Task to carry out: Repeat the material below word for word and leave out all pictures.

(Rows from a figure dataset)
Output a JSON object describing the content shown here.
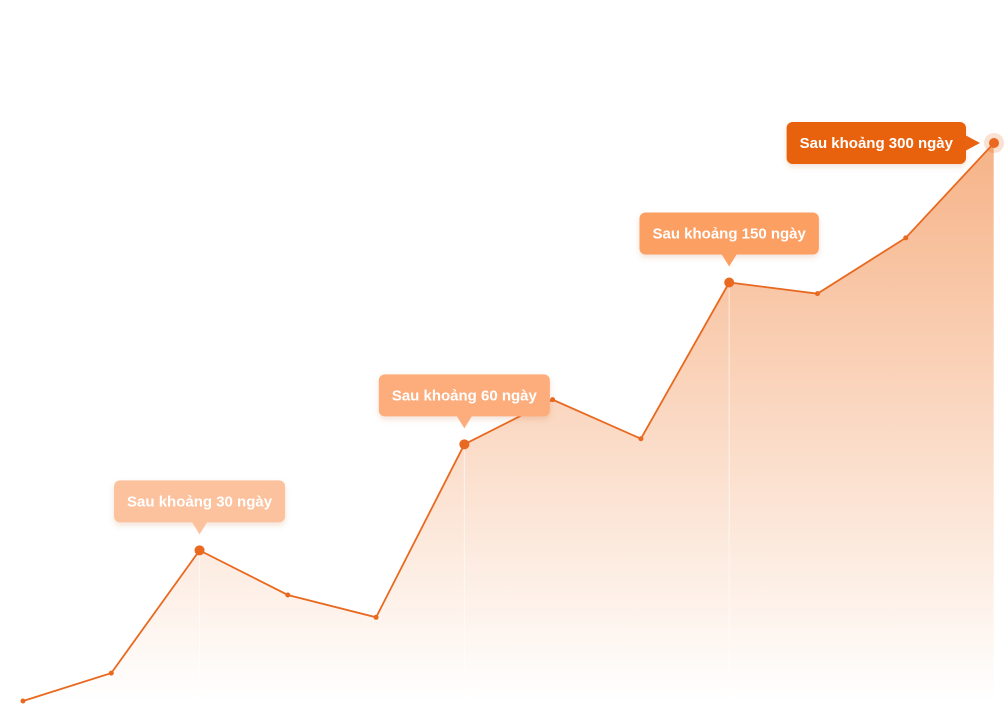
{
  "chart_data": {
    "type": "line",
    "categories": [
      null,
      null,
      null,
      null,
      null,
      null,
      null,
      null,
      null,
      null,
      null,
      null
    ],
    "values": [
      0,
      5,
      27,
      19,
      15,
      46,
      54,
      47,
      75,
      73,
      83,
      100
    ],
    "color": "#e8691f",
    "ylim": [
      0,
      100
    ],
    "annotations": [
      {
        "text": "Sau khoảng 30 ngày",
        "point": 2,
        "color": "#fcc29e"
      },
      {
        "text": "Sau khoảng 60 ngày",
        "point": 5,
        "color": "#fdad7b"
      },
      {
        "text": "Sau khoảng 150 ngày",
        "point": 8,
        "color": "#fc9f63"
      },
      {
        "text": "Sau khoảng 300 ngày",
        "point": 11,
        "color": "#e8620f"
      }
    ]
  }
}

Full response:
Output a JSON object describing the content shown here.
{
  "chart_data": {
    "type": "line",
    "categories": [
      null,
      null,
      null,
      null,
      null,
      null,
      null,
      null,
      null,
      null,
      null,
      null
    ],
    "values": [
      0,
      5,
      27,
      19,
      15,
      46,
      54,
      47,
      75,
      73,
      83,
      100
    ],
    "color": "#e8691f",
    "ylim": [
      0,
      100
    ],
    "annotations": [
      {
        "text": "Sau khoảng 30 ngày",
        "point": 2,
        "color": "#fcc29e"
      },
      {
        "text": "Sau khoảng 60 ngày",
        "point": 5,
        "color": "#fdad7b"
      },
      {
        "text": "Sau khoảng 150 ngày",
        "point": 8,
        "color": "#fc9f63"
      },
      {
        "text": "Sau khoảng 300 ngày",
        "point": 11,
        "color": "#e8620f"
      }
    ]
  }
}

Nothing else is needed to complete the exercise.